→ **AIM OF THE EXERCISE**
Reproduce the listing word for word. Skip any image.

** START MATERIAL PROVIDED **

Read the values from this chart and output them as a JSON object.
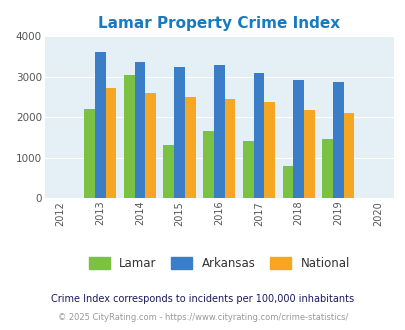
{
  "title": "Lamar Property Crime Index",
  "title_color": "#1a7abf",
  "years": [
    2013,
    2014,
    2015,
    2016,
    2017,
    2018,
    2019
  ],
  "xtick_range": [
    2012,
    2013,
    2014,
    2015,
    2016,
    2017,
    2018,
    2019,
    2020
  ],
  "lamar": [
    2200,
    3050,
    1320,
    1660,
    1400,
    780,
    1460
  ],
  "arkansas": [
    3600,
    3360,
    3250,
    3290,
    3090,
    2920,
    2870
  ],
  "national": [
    2720,
    2600,
    2500,
    2460,
    2380,
    2180,
    2100
  ],
  "lamar_color": "#7bc143",
  "arkansas_color": "#3a7ec8",
  "national_color": "#f5a623",
  "ylim": [
    0,
    4000
  ],
  "yticks": [
    0,
    1000,
    2000,
    3000,
    4000
  ],
  "plot_background": "#e4f0f5",
  "figure_background": "#ffffff",
  "legend_labels": [
    "Lamar",
    "Arkansas",
    "National"
  ],
  "footnote1": "Crime Index corresponds to incidents per 100,000 inhabitants",
  "footnote2": "© 2025 CityRating.com - https://www.cityrating.com/crime-statistics/",
  "footnote1_color": "#1a1a5e",
  "footnote2_color": "#999999",
  "bar_width": 0.27
}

** END MATERIAL PROVIDED **

→ **RESULT FOR THIS TASK**
Read the values from this chart and output them as a JSON object.
{
  "title": "Lamar Property Crime Index",
  "title_color": "#1a7abf",
  "years": [
    2013,
    2014,
    2015,
    2016,
    2017,
    2018,
    2019
  ],
  "xtick_range": [
    2012,
    2013,
    2014,
    2015,
    2016,
    2017,
    2018,
    2019,
    2020
  ],
  "lamar": [
    2200,
    3050,
    1320,
    1660,
    1400,
    780,
    1460
  ],
  "arkansas": [
    3600,
    3360,
    3250,
    3290,
    3090,
    2920,
    2870
  ],
  "national": [
    2720,
    2600,
    2500,
    2460,
    2380,
    2180,
    2100
  ],
  "lamar_color": "#7bc143",
  "arkansas_color": "#3a7ec8",
  "national_color": "#f5a623",
  "ylim": [
    0,
    4000
  ],
  "yticks": [
    0,
    1000,
    2000,
    3000,
    4000
  ],
  "plot_background": "#e4f0f5",
  "figure_background": "#ffffff",
  "legend_labels": [
    "Lamar",
    "Arkansas",
    "National"
  ],
  "footnote1": "Crime Index corresponds to incidents per 100,000 inhabitants",
  "footnote2": "© 2025 CityRating.com - https://www.cityrating.com/crime-statistics/",
  "footnote1_color": "#1a1a5e",
  "footnote2_color": "#999999",
  "bar_width": 0.27
}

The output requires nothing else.